■ **Material for this task**
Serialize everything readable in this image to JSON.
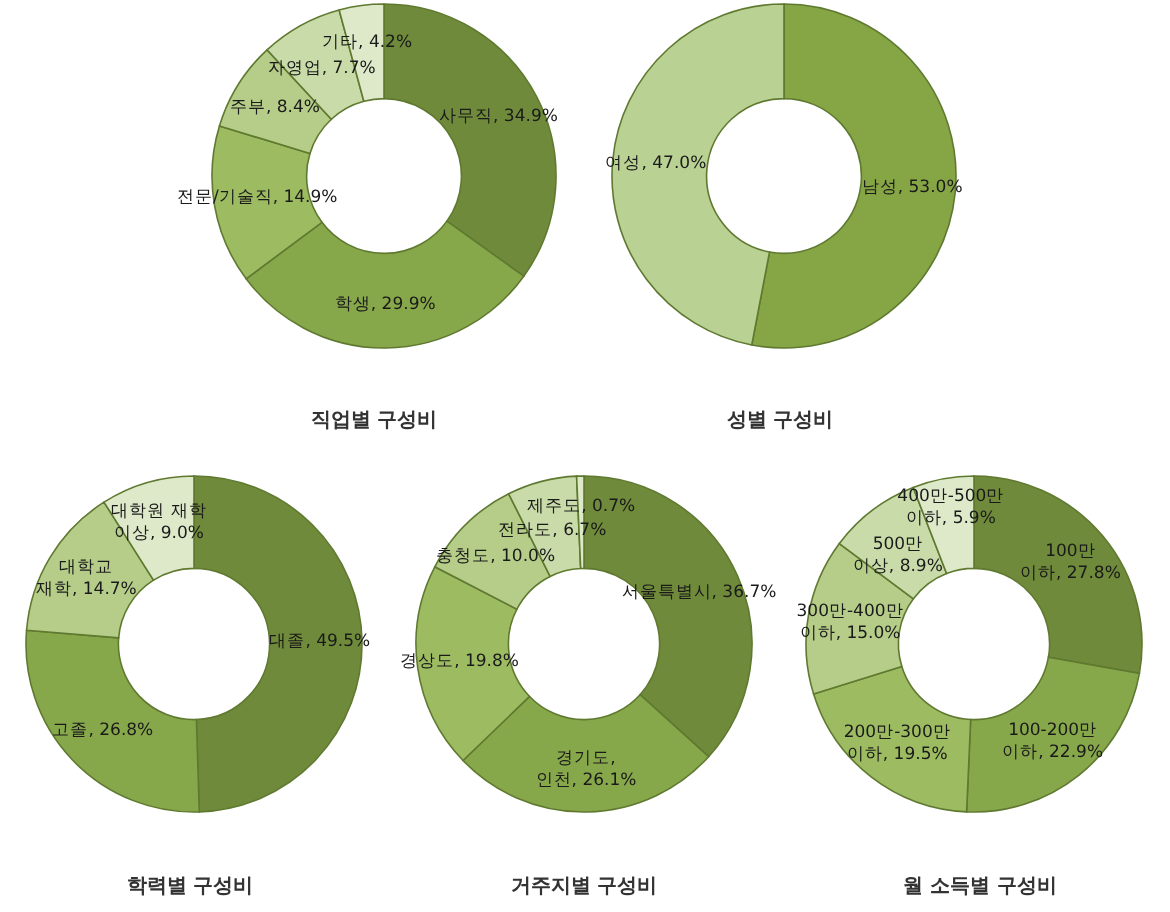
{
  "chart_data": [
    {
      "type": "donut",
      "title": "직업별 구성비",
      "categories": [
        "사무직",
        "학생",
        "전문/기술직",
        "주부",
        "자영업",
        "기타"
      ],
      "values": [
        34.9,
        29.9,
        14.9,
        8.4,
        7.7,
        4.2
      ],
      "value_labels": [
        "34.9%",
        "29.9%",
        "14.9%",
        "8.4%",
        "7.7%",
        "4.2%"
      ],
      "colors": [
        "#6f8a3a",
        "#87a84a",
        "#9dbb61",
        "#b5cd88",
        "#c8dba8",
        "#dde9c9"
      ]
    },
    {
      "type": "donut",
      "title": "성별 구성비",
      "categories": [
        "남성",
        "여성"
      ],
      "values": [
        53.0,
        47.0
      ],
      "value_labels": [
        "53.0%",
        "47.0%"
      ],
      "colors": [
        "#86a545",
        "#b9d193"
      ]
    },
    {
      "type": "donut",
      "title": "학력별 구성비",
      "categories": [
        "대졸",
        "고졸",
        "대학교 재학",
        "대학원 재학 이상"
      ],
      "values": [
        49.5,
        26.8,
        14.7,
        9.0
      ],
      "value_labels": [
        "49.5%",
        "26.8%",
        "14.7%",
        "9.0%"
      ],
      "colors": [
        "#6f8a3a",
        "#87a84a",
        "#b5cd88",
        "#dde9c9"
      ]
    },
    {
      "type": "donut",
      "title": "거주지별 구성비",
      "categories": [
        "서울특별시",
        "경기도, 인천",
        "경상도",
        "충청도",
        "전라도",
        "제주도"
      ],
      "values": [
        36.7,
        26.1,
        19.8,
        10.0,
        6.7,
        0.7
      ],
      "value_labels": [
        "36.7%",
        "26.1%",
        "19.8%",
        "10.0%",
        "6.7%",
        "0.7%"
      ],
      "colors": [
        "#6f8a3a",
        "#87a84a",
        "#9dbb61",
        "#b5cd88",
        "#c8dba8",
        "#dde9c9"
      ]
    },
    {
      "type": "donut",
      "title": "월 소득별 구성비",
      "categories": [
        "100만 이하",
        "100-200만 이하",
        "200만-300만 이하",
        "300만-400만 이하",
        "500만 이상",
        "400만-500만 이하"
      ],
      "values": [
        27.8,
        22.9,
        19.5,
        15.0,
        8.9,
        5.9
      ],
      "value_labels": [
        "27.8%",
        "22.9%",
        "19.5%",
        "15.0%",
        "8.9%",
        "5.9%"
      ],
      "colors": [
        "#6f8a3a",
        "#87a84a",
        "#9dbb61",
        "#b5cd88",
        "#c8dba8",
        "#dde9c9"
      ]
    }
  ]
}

■ **Stated problem**
Looking at the data above, how many lines hold the word "title"? Respond with the number alone.

■ **Answer in full**
5